*Request:* Show every line of the records below that contains the word "title".
"""
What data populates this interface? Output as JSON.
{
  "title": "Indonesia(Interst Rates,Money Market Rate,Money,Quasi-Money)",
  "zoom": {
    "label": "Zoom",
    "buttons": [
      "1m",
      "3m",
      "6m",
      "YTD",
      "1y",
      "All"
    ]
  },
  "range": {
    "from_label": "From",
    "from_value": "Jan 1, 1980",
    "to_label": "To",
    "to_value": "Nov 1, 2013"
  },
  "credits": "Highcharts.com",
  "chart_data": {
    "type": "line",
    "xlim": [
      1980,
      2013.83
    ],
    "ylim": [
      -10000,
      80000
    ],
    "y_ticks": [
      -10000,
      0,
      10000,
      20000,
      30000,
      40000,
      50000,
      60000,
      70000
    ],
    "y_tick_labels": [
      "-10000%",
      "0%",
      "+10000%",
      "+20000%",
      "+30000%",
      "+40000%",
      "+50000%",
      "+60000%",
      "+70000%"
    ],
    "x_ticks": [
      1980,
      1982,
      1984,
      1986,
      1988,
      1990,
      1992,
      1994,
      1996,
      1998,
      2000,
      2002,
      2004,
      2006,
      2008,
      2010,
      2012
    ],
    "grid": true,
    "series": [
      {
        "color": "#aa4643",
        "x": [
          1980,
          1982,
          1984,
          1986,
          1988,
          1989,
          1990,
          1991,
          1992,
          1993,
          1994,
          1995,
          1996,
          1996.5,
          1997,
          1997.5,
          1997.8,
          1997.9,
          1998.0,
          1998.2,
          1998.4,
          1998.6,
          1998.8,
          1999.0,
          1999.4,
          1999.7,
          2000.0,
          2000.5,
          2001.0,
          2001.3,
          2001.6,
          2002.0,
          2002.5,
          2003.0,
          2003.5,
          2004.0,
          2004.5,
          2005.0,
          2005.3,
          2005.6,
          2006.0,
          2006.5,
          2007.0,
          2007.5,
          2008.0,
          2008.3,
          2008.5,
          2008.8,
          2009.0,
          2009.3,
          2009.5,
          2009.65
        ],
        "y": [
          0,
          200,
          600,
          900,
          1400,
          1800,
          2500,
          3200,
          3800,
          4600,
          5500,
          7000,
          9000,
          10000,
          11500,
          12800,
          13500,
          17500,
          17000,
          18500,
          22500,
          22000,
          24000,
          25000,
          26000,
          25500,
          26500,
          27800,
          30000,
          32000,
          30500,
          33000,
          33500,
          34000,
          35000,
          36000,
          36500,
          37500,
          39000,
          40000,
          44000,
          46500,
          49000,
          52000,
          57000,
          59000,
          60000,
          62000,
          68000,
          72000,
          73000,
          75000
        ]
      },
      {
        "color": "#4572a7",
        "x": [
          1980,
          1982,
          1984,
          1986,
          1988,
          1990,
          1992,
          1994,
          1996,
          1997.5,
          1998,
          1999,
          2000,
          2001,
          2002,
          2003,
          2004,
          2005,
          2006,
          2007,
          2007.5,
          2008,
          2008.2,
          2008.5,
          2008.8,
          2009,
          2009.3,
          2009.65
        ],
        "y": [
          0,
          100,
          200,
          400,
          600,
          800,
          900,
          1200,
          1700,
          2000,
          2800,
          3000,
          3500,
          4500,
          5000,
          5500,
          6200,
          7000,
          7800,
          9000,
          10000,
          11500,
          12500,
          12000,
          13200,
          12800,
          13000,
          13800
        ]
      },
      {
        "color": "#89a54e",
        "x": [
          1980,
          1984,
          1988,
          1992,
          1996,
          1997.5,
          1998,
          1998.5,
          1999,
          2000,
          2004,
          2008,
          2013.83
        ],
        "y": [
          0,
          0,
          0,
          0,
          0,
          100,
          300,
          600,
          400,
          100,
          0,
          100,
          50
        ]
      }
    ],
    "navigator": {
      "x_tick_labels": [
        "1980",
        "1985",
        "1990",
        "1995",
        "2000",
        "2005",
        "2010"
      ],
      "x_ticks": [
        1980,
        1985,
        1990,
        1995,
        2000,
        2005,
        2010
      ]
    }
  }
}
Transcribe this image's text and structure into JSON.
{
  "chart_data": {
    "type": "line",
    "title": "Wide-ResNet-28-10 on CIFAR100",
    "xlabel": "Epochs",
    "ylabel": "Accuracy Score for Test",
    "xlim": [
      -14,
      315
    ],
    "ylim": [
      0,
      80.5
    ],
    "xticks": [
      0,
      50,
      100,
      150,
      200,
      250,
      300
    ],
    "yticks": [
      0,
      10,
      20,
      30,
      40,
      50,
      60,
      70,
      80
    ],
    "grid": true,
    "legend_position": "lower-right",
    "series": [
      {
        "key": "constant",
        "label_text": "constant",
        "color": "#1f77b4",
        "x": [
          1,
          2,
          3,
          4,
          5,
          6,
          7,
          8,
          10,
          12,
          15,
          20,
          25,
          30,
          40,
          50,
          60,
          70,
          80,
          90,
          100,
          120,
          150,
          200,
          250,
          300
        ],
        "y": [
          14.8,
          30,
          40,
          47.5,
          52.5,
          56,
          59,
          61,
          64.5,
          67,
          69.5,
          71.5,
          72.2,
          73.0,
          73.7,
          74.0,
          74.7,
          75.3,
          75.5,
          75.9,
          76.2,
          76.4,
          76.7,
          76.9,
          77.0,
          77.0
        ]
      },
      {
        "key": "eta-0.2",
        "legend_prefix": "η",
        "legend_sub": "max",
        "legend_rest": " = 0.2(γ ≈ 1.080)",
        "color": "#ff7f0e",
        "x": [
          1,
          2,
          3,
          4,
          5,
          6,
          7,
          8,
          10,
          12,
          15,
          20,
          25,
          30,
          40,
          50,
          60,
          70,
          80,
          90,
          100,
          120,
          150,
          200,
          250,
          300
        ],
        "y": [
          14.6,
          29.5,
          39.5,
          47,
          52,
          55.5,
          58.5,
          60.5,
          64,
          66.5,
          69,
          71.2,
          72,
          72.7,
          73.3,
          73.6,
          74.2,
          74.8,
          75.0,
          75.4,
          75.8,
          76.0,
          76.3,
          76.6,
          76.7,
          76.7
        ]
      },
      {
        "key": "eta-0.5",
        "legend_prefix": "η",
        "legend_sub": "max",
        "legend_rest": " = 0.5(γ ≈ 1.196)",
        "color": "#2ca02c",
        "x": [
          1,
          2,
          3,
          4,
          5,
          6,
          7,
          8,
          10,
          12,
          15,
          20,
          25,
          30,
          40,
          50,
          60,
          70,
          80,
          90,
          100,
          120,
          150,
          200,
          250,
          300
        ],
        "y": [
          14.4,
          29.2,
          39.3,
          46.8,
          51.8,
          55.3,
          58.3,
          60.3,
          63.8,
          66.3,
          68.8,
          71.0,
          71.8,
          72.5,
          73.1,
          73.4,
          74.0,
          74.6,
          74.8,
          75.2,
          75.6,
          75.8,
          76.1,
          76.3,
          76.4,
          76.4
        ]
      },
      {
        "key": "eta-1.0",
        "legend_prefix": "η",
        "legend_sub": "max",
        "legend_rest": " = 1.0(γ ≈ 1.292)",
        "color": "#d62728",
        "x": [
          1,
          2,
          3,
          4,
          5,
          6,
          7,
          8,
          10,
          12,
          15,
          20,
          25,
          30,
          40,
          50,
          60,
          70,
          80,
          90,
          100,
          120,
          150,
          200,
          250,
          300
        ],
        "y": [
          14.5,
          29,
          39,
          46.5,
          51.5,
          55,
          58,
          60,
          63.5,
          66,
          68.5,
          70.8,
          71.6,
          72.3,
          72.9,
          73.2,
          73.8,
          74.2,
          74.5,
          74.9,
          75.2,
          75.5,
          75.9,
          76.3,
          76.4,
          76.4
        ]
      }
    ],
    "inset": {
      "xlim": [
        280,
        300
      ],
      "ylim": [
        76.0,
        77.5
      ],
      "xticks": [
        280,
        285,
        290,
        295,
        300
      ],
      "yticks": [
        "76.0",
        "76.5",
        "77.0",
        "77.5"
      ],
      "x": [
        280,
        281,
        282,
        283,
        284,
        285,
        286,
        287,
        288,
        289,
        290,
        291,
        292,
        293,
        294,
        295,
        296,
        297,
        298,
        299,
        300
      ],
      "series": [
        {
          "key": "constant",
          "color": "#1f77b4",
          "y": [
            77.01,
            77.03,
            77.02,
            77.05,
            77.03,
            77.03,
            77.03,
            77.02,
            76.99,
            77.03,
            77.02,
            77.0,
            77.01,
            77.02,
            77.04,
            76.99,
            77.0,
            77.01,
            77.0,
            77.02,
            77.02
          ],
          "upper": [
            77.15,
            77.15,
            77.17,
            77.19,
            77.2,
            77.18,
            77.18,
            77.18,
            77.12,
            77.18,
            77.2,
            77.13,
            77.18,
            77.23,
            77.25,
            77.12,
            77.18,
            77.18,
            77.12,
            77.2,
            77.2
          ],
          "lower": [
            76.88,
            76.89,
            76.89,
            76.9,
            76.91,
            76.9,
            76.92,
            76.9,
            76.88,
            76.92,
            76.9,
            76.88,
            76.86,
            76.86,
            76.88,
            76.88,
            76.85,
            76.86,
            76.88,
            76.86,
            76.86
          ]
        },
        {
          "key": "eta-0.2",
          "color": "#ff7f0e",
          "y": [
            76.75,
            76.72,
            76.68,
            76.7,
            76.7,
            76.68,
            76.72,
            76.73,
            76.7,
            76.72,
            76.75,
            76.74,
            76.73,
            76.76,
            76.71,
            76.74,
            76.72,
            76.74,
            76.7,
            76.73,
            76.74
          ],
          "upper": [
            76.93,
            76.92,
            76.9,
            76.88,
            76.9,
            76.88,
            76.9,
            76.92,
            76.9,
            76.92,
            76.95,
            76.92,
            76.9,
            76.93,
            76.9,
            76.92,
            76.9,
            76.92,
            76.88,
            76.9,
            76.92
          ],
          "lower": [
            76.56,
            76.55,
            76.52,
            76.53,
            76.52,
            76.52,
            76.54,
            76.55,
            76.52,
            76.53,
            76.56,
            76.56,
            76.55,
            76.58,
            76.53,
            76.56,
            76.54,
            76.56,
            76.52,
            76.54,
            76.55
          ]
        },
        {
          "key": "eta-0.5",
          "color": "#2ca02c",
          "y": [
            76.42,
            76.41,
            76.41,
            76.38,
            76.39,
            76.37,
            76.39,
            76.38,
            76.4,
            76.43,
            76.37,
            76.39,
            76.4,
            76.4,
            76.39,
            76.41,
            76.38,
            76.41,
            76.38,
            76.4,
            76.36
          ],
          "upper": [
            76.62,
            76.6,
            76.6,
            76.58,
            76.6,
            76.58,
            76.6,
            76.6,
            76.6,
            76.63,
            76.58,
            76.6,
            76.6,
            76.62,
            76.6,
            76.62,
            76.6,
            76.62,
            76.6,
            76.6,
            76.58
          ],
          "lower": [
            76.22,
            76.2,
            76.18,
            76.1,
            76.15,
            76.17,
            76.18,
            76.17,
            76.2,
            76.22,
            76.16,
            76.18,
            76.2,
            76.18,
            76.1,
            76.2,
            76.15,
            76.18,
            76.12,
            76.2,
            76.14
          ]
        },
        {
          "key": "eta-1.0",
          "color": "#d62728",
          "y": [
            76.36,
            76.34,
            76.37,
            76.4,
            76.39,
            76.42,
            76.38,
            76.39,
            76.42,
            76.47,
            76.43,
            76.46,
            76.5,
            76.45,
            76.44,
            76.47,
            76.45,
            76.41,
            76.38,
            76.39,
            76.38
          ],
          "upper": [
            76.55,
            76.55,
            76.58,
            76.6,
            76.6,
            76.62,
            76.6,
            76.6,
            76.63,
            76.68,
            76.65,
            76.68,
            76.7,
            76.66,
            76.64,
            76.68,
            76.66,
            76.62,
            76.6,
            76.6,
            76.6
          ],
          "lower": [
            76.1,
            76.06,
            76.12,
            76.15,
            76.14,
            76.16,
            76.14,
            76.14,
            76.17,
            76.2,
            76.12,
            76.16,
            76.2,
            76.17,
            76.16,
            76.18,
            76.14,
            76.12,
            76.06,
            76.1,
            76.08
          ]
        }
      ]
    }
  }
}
"""
*Output for this exercise:*
  "title": "Indonesia(Interst Rates,Money Market Rate,Money,Quasi-Money)",
    "title": "Wide-ResNet-28-10 on CIFAR100",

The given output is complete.